**Extract provided:**
------------

S3 will be bundling Intervista's Worldview VRML browser with its graphics accelerator hardware. Worldview will take advantage of 3D acceleration for its rendering

In a related move, S3 announced that they will be bundling a CD with a collection of 3D models, texture maps, and sound samples along with the VRML browser. This "Redistributed Internet Objects" project will help alleviate the download burden for VRML worlds. However, the relatively limited selection of 3D models may tend to introduce a certain "sameness" to the worlds that use the RIO technology.

Kirk Parsons Leaves Black Sun Interactive
Kirk Parsons, avatar software designer, has announced that he will be leaving Black Sun Interactive after a brief five-month involvement. Parsons plans to position his company, Attic Graphics, as a contractor for avatar design and creation.

The parting was certainly amicable, and stems from Black Sun's concentration on multi-user technology rather than authoring tools. "Basically what it comes down to is that I want to do avatar authoring, and Black Sun wants to do multi-user. One of my first projects will be an avatar that will work in a Black Sun world," says Parsons.

Parsons will be designing an animated character, named Erin, whose behavior will be generated by the Imp Engine from Extempo Systems.

Parsons has developed an innovative technology for turning high-polygon-count avatars into low-polygon-count avatars while maintaining a high degree of fidelity. It lends itself well to taking 3D characters from other media and scaling their complexity for use in interactive content. It also frees up 3D modelers from having to worry about polygon counts when creating their characters. Kirk Parsons can be reached at kirk@blacksun.com


Newfire Turns Up "Heat"

------------

**Provided data:**
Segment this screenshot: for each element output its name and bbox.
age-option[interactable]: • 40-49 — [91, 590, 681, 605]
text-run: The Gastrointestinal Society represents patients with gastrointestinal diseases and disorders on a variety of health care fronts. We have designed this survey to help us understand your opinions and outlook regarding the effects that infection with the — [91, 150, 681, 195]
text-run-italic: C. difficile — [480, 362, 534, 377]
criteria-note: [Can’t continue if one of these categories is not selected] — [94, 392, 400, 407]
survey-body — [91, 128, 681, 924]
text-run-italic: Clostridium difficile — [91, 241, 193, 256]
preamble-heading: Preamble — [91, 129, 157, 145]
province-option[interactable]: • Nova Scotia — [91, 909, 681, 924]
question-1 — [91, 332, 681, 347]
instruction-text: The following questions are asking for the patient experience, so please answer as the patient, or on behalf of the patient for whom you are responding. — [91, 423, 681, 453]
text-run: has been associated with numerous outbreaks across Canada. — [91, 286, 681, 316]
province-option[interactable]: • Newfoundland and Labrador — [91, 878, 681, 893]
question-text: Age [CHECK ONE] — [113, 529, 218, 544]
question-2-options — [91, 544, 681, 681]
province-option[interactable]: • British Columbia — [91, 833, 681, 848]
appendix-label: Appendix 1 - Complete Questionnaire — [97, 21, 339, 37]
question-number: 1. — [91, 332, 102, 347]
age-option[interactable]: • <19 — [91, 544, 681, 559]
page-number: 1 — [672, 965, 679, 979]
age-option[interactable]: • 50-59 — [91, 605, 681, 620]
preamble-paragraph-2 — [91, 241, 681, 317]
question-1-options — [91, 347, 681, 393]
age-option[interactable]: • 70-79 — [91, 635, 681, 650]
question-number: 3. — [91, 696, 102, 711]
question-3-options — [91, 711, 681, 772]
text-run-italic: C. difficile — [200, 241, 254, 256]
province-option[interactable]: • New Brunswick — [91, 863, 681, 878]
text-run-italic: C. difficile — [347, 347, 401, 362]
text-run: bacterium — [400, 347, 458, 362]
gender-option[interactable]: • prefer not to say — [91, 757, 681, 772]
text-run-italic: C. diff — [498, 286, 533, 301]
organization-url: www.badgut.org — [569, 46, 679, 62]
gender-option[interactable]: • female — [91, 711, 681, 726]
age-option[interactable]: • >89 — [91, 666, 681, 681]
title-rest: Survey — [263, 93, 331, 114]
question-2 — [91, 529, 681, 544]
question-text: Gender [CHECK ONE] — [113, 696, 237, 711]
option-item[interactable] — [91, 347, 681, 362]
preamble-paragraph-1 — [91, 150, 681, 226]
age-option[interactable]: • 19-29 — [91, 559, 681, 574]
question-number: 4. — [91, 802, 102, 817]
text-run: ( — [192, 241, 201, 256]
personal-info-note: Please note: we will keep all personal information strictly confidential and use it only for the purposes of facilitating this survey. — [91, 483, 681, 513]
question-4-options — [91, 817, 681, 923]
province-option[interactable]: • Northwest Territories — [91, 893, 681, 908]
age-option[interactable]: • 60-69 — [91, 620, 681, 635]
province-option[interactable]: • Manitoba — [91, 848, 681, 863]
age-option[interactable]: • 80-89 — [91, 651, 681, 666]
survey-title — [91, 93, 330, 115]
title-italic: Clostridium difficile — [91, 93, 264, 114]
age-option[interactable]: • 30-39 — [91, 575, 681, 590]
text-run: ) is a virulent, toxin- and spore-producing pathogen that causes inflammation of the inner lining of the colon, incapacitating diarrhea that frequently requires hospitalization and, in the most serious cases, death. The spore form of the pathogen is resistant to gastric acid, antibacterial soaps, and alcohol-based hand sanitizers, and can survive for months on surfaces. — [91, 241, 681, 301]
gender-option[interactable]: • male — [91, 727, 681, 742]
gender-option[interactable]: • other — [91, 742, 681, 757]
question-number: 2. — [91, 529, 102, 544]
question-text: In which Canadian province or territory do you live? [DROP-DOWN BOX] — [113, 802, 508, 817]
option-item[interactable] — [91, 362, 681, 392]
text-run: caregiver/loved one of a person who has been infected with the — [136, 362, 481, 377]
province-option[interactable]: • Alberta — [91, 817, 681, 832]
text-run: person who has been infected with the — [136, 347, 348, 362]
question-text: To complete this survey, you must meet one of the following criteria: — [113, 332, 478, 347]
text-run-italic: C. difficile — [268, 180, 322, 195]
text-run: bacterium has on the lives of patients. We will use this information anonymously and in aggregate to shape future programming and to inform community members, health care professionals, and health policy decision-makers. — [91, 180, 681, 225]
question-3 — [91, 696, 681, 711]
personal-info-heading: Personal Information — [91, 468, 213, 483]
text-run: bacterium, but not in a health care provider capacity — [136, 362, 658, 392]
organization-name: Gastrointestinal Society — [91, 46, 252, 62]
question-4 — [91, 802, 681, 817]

------------

**Exercise goal:** From the VRML news excerpt above, output the passage verbatim, starting at "Kirk Parsons Leaves" and ending at "design and creation.".

**Solution to this exercise:**
Kirk Parsons Leaves Black Sun Interactive
Kirk Parsons, avatar software designer, has announced that he will be leaving Black Sun Interactive after a brief five-month involvement. Parsons plans to position his company, Attic Graphics, as a contractor for avatar design and creation.